Data listing:
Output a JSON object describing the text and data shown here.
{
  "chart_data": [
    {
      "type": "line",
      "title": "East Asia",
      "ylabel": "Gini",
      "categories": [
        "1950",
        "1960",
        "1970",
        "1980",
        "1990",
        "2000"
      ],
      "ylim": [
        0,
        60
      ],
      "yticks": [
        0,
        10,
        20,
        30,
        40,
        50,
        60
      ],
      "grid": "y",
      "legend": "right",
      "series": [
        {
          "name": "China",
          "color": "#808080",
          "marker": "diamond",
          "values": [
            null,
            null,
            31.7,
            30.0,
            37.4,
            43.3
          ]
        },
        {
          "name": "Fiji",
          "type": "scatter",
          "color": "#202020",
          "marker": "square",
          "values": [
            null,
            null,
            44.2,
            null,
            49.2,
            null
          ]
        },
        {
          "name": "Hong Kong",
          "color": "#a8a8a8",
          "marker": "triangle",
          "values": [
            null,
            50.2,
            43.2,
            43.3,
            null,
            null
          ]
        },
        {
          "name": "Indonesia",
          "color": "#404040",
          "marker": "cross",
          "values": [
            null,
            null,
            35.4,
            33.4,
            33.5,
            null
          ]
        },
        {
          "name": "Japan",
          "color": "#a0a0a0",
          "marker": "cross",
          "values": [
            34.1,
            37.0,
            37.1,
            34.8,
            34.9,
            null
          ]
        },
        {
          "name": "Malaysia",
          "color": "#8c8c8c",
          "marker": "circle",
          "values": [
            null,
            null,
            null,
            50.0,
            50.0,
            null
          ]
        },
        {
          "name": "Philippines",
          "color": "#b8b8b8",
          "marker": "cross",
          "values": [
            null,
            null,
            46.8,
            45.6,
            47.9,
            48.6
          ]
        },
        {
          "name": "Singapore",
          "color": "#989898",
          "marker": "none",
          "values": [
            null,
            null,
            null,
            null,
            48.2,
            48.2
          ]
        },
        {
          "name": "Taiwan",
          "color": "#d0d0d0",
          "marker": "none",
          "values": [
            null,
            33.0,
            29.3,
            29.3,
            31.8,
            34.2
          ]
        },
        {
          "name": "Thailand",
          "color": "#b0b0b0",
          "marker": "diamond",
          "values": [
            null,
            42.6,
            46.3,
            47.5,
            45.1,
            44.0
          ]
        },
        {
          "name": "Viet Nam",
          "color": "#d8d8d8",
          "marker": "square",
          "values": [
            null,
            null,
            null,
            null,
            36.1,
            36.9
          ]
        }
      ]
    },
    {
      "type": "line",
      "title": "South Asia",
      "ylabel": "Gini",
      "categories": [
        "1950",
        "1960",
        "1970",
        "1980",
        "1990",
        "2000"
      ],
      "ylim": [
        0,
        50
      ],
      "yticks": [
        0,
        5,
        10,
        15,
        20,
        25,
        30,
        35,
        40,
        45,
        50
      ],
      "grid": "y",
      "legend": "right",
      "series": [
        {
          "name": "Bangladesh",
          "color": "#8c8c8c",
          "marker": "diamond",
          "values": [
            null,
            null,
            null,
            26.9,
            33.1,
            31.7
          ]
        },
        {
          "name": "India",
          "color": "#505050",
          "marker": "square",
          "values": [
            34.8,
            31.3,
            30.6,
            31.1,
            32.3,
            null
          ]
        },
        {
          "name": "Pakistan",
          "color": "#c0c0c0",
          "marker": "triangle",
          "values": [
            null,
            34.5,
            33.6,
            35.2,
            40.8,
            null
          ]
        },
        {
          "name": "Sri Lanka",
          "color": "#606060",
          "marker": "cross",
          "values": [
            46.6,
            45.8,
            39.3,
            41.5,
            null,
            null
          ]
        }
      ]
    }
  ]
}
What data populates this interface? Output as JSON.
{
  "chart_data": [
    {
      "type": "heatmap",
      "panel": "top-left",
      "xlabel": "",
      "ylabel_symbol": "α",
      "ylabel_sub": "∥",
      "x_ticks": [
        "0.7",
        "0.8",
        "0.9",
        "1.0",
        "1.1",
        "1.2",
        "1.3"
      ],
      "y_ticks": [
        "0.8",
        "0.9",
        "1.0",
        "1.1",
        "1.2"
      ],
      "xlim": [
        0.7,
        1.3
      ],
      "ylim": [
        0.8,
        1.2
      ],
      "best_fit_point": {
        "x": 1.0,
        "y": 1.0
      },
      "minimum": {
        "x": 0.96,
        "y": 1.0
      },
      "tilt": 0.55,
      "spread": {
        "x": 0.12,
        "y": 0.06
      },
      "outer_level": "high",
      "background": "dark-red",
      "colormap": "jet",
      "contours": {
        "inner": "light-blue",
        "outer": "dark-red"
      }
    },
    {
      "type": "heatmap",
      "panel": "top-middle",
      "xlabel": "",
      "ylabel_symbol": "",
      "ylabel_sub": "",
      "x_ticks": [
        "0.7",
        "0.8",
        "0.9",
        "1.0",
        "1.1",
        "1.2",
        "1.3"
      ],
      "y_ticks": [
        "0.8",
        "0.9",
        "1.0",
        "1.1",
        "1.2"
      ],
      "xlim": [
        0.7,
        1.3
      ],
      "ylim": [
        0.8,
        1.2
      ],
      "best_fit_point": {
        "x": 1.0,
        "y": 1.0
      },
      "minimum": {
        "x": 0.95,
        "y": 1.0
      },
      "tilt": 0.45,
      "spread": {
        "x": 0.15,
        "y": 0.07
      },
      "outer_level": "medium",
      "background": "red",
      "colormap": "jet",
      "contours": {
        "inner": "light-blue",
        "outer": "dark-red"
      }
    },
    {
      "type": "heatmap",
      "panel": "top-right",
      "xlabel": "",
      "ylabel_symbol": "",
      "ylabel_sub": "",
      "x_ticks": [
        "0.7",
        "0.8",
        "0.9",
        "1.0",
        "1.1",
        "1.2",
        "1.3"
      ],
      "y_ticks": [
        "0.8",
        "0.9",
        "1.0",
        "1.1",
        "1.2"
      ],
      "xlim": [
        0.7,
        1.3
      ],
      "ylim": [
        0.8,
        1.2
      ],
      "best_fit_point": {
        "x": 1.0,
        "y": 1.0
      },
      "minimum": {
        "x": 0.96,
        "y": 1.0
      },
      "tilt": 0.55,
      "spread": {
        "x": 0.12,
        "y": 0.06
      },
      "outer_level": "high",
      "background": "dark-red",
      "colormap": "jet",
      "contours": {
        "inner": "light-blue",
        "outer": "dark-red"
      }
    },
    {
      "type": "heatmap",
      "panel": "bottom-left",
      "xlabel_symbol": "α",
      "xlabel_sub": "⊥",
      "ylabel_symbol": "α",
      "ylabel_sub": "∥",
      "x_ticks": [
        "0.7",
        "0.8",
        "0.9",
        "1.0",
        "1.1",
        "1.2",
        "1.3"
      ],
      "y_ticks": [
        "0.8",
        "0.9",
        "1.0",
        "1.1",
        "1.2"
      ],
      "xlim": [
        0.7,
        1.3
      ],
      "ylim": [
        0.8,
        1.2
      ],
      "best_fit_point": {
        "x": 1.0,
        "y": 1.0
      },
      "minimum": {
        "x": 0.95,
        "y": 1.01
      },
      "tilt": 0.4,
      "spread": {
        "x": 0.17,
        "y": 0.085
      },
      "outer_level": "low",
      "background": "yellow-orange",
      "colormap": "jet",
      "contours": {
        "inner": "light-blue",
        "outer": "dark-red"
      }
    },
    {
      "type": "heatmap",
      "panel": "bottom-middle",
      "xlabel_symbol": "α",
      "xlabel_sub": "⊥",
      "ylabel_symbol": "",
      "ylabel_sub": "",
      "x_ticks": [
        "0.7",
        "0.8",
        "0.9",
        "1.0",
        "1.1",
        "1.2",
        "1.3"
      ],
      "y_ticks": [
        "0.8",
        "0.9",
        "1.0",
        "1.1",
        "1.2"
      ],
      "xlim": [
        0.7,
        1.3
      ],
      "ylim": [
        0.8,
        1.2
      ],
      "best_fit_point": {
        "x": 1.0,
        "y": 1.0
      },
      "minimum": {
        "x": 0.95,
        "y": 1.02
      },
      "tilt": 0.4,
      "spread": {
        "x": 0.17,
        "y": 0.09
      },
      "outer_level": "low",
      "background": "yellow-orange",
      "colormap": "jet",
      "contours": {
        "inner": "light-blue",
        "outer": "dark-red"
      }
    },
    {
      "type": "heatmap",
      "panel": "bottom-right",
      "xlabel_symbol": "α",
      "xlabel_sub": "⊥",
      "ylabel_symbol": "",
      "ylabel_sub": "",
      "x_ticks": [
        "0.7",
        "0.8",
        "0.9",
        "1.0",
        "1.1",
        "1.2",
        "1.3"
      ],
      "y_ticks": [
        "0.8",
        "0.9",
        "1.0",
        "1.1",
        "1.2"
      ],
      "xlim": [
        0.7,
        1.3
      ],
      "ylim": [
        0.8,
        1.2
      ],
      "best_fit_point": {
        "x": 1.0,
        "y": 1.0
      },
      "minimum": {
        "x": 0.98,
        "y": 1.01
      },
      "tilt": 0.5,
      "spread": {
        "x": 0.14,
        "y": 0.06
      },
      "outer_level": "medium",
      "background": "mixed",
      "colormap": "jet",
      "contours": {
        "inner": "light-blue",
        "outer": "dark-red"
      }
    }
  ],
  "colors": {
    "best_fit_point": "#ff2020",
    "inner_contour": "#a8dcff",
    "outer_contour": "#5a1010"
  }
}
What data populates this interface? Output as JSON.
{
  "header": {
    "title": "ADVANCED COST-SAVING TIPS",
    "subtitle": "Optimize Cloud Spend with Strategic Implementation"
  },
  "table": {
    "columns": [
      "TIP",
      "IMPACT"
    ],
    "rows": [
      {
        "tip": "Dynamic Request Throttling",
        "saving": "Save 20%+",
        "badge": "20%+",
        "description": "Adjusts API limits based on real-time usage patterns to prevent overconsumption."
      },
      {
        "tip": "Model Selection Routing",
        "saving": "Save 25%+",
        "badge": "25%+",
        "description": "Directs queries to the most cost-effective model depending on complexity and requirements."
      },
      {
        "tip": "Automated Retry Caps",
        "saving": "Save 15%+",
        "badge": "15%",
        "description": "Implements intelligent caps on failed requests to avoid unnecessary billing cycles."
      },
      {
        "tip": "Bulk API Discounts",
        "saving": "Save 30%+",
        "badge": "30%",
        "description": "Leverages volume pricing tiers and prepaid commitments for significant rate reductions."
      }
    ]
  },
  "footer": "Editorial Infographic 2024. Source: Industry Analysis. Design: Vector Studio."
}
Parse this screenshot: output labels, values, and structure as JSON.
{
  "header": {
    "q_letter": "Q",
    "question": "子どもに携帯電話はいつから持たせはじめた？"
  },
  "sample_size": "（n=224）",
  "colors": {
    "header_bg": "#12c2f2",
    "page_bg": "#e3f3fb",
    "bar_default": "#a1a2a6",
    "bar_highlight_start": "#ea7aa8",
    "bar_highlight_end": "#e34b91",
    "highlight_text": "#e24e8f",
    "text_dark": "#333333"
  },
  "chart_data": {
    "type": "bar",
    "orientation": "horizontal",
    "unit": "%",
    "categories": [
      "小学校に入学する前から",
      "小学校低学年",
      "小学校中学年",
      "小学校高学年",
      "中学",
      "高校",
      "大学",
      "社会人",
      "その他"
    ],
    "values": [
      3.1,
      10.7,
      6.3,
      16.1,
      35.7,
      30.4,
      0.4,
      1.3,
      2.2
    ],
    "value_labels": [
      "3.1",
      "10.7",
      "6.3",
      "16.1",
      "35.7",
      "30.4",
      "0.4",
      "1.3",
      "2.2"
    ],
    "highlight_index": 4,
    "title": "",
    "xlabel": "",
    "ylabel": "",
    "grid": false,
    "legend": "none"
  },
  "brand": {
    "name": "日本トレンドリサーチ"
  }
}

Aim of the exercise: Search the material above for "middle". Pull out each line where it shows up.

Written response:
      "panel": "top-middle",
      "panel": "bottom-middle",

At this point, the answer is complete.